Set down every entry word for word. Omit the pictures.

.....

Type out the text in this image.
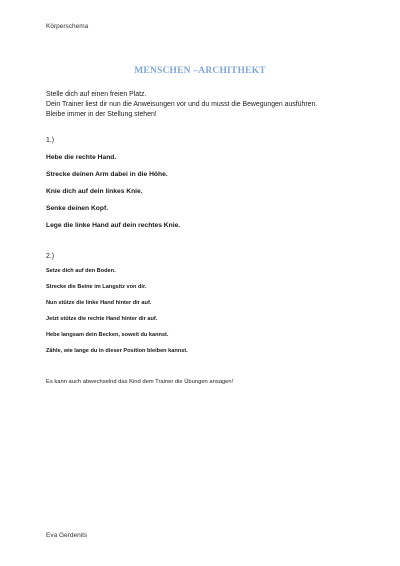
Körperschema
MENSCHEN –ARCHITHEKT
Stelle dich auf einen freien Platz.
Dein Trainer liest dir nun die Anweisungen vor und du musst die Bewegungen ausführen.
Bleibe immer in der Stellung stehen!
1.)
Hebe die rechte Hand.
Strecke deinen Arm dabei in die Höhe.
Knie dich auf dein linkes Knie.
Senke deinen Kopf.
Lege die linke Hand auf dein rechtes Knie.
2.)
Setze dich auf den Boden.
Strecke die Beine im Langsitz von dir.
Nun stütze die linke Hand hinter dir auf.
Jetzt stütze die rechte Hand hinter dir auf.
Hebe langsam dein Becken, soweit du kannst.
Zähle, wie lange du in dieser Position bleiben kannst.
Es kann auch abwechselnd das Kind dem Trainer die Übungen ansagen!
Eva Gerdenits
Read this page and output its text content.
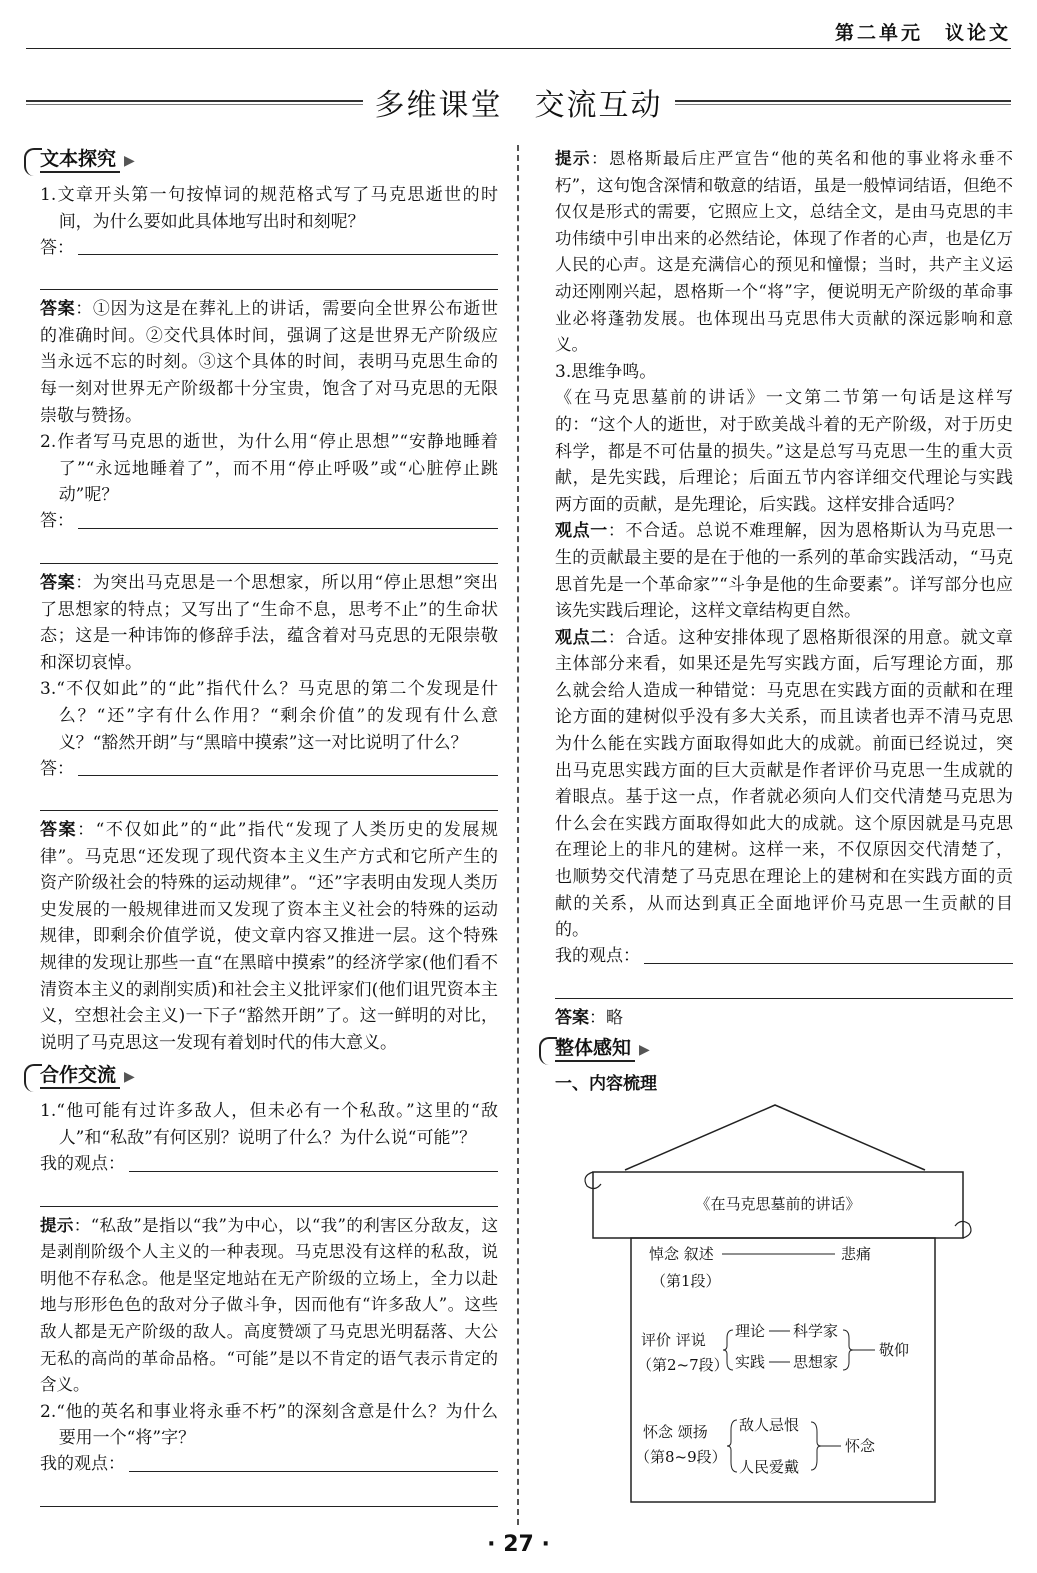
第二单元　议论文
多维课堂　交流互动
文本探究 ▶

1.文章开头第一句按悼词的规范格式写了马克思逝世的时间，为什么要如此具体地写出时和刻呢？

答：

答案：①因为这是在葬礼上的讲话，需要向全世界公布逝世的准确时间。②交代具体时间，强调了这是世界无产阶级应当永远不忘的时刻。③这个具体的时间，表明马克思生命的每一刻对世界无产阶级都十分宝贵，饱含了对马克思的无限崇敬与赞扬。

2.作者写马克思的逝世，为什么用“停止思想”“安静地睡着了”“永远地睡着了”，而不用“停止呼吸”或“心脏停止跳动”呢？

答：

答案：为突出马克思是一个思想家，所以用“停止思想”突出了思想家的特点；又写出了“生命不息，思考不止”的生命状态；这是一种讳饰的修辞手法，蕴含着对马克思的无限崇敬和深切哀悼。

3.“不仅如此”的“此”指代什么？马克思的第二个发现是什么？“还”字有什么作用？“剩余价值”的发现有什么意义？“豁然开朗”与“黑暗中摸索”这一对比说明了什么？

答：

答案：“不仅如此”的“此”指代“发现了人类历史的发展规律”。马克思“还发现了现代资本主义生产方式和它所产生的资产阶级社会的特殊的运动规律”。“还”字表明由发现人类历史发展的一般规律进而又发现了资本主义社会的特殊的运动规律，即剩余价值学说，使文章内容又推进一层。这个特殊规律的发现让那些一直“在黑暗中摸索”的经济学家(他们看不清资本主义的剥削实质)和社会主义批评家们(他们诅咒资本主义，空想社会主义)一下子“豁然开朗”了。这一鲜明的对比，说明了马克思这一发现有着划时代的伟大意义。

合作交流 ▶

1.“他可能有过许多敌人，但未必有一个私敌。”这里的“敌人”和“私敌”有何区别？说明了什么？为什么说“可能”？

我的观点：

提示：“私敌”是指以“我”为中心，以“我”的利害区分敌友，这是剥削阶级个人主义的一种表现。马克思没有这样的私敌，说明他不存私念。他是坚定地站在无产阶级的立场上，全力以赴地与形形色色的敌对分子做斗争，因而他有“许多敌人”。这些敌人都是无产阶级的敌人。高度赞颂了马克思光明磊落、大公无私的高尚的革命品格。“可能”是以不肯定的语气表示肯定的含义。

2.“他的英名和事业将永垂不朽”的深刻含意是什么？为什么要用一个“将”字？

我的观点：

提示：恩格斯最后庄严宣告“他的英名和他的事业将永垂不朽”，这句饱含深情和敬意的结语，虽是一般悼词结语，但绝不仅仅是形式的需要，它照应上文，总结全文，是由马克思的丰功伟绩中引申出来的必然结论，体现了作者的心声，也是亿万人民的心声。这是充满信心的预见和憧憬；当时，共产主义运动还刚刚兴起，恩格斯一个“将”字，便说明无产阶级的革命事业必将蓬勃发展。也体现出马克思伟大贡献的深远影响和意义。

3.思维争鸣。

《在马克思墓前的讲话》一文第二节第一句话是这样写的：“这个人的逝世，对于欧美战斗着的无产阶级，对于历史科学，都是不可估量的损失。”这是总写马克思一生的重大贡献，是先实践，后理论；后面五节内容详细交代理论与实践两方面的贡献，是先理论，后实践。这样安排合适吗？

观点一：不合适。总说不难理解，因为恩格斯认为马克思一生的贡献最主要的是在于他的一系列的革命实践活动，“马克思首先是一个革命家”“斗争是他的生命要素”。详写部分也应该先实践后理论，这样文章结构更自然。

观点二：合适。这种安排体现了恩格斯很深的用意。就文章主体部分来看，如果还是先写实践方面，后写理论方面，那么就会给人造成一种错觉：马克思在实践方面的贡献和在理论方面的建树似乎没有多大关系，而且读者也弄不清马克思为什么能在实践方面取得如此大的成就。前面已经说过，突出马克思实践方面的巨大贡献是作者评价马克思一生成就的着眼点。基于这一点，作者就必须向人们交代清楚马克思为什么会在实践方面取得如此大的成就。这个原因就是马克思在理论上的非凡的建树。这样一来，不仅原因交代清楚了，也顺势交代清楚了马克思在理论上的建树和在实践方面的贡献的关系，从而达到真正全面地评价马克思一生贡献的目的。

我的观点：

答案：略

整体感知 ▶

一、内容梳理

《在马克思墓前的讲话》
悼念 叙述	悲痛
（第1段）
评价 评说
（第2~7段）
理论 科学家
实践 思想家
敬仰
怀念 颂扬
（第8~9段）
敌人忌恨
人民爱戴
怀念
· 27 ·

.....

[Exercise output]
Type out the text in this image.
Körperschema
MENSCHEN –ARCHITHEKT
Stelle dich auf einen freien Platz.
Dein Trainer liest dir nun die Anweisungen vor und du musst die Bewegungen ausführen.
Bleibe immer in der Stellung stehen!
1.)
Hebe die rechte Hand.
Strecke deinen Arm dabei in die Höhe.
Knie dich auf dein linkes Knie.
Senke deinen Kopf.
Lege die linke Hand auf dein rechtes Knie.
2.)
Setze dich auf den Boden.
Strecke die Beine im Langsitz von dir.
Nun stütze die linke Hand hinter dir auf.
Jetzt stütze die rechte Hand hinter dir auf.
Hebe langsam dein Becken, soweit du kannst.
Zähle, wie lange du in dieser Position bleiben kannst.
Es kann auch abwechselnd das Kind dem Trainer die Übungen ansagen!
Eva Gerdenits
Read this page and output its text content.
第二单元　议论文
多维课堂　交流互动
文本探究 ▶

1.文章开头第一句按悼词的规范格式写了马克思逝世的时间，为什么要如此具体地写出时和刻呢？

答：

答案：①因为这是在葬礼上的讲话，需要向全世界公布逝世的准确时间。②交代具体时间，强调了这是世界无产阶级应当永远不忘的时刻。③这个具体的时间，表明马克思生命的每一刻对世界无产阶级都十分宝贵，饱含了对马克思的无限崇敬与赞扬。

2.作者写马克思的逝世，为什么用“停止思想”“安静地睡着了”“永远地睡着了”，而不用“停止呼吸”或“心脏停止跳动”呢？

答：

答案：为突出马克思是一个思想家，所以用“停止思想”突出了思想家的特点；又写出了“生命不息，思考不止”的生命状态；这是一种讳饰的修辞手法，蕴含着对马克思的无限崇敬和深切哀悼。

3.“不仅如此”的“此”指代什么？马克思的第二个发现是什么？“还”字有什么作用？“剩余价值”的发现有什么意义？“豁然开朗”与“黑暗中摸索”这一对比说明了什么？

答：

答案：“不仅如此”的“此”指代“发现了人类历史的发展规律”。马克思“还发现了现代资本主义生产方式和它所产生的资产阶级社会的特殊的运动规律”。“还”字表明由发现人类历史发展的一般规律进而又发现了资本主义社会的特殊的运动规律，即剩余价值学说，使文章内容又推进一层。这个特殊规律的发现让那些一直“在黑暗中摸索”的经济学家(他们看不清资本主义的剥削实质)和社会主义批评家们(他们诅咒资本主义，空想社会主义)一下子“豁然开朗”了。这一鲜明的对比，说明了马克思这一发现有着划时代的伟大意义。

合作交流 ▶

1.“他可能有过许多敌人，但未必有一个私敌。”这里的“敌人”和“私敌”有何区别？说明了什么？为什么说“可能”？

我的观点：

提示：“私敌”是指以“我”为中心，以“我”的利害区分敌友，这是剥削阶级个人主义的一种表现。马克思没有这样的私敌，说明他不存私念。他是坚定地站在无产阶级的立场上，全力以赴地与形形色色的敌对分子做斗争，因而他有“许多敌人”。这些敌人都是无产阶级的敌人。高度赞颂了马克思光明磊落、大公无私的高尚的革命品格。“可能”是以不肯定的语气表示肯定的含义。

2.“他的英名和事业将永垂不朽”的深刻含意是什么？为什么要用一个“将”字？

我的观点：

提示：恩格斯最后庄严宣告“他的英名和他的事业将永垂不朽”，这句饱含深情和敬意的结语，虽是一般悼词结语，但绝不仅仅是形式的需要，它照应上文，总结全文，是由马克思的丰功伟绩中引申出来的必然结论，体现了作者的心声，也是亿万人民的心声。这是充满信心的预见和憧憬；当时，共产主义运动还刚刚兴起，恩格斯一个“将”字，便说明无产阶级的革命事业必将蓬勃发展。也体现出马克思伟大贡献的深远影响和意义。

3.思维争鸣。

《在马克思墓前的讲话》一文第二节第一句话是这样写的：“这个人的逝世，对于欧美战斗着的无产阶级，对于历史科学，都是不可估量的损失。”这是总写马克思一生的重大贡献，是先实践，后理论；后面五节内容详细交代理论与实践两方面的贡献，是先理论，后实践。这样安排合适吗？

观点一：不合适。总说不难理解，因为恩格斯认为马克思一生的贡献最主要的是在于他的一系列的革命实践活动，“马克思首先是一个革命家”“斗争是他的生命要素”。详写部分也应该先实践后理论，这样文章结构更自然。

观点二：合适。这种安排体现了恩格斯很深的用意。就文章主体部分来看，如果还是先写实践方面，后写理论方面，那么就会给人造成一种错觉：马克思在实践方面的贡献和在理论方面的建树似乎没有多大关系，而且读者也弄不清马克思为什么能在实践方面取得如此大的成就。前面已经说过，突出马克思实践方面的巨大贡献是作者评价马克思一生成就的着眼点。基于这一点，作者就必须向人们交代清楚马克思为什么会在实践方面取得如此大的成就。这个原因就是马克思在理论上的非凡的建树。这样一来，不仅原因交代清楚了，也顺势交代清楚了马克思在理论上的建树和在实践方面的贡献的关系，从而达到真正全面地评价马克思一生贡献的目的。

我的观点：

答案：略

整体感知 ▶

一、内容梳理

《在马克思墓前的讲话》
悼念 叙述	悲痛
（第1段）
评价 评说
（第2~7段）
理论 科学家
实践 思想家
敬仰
怀念 颂扬
（第8~9段）
敌人忌恨
人民爱戴
怀念
· 27 ·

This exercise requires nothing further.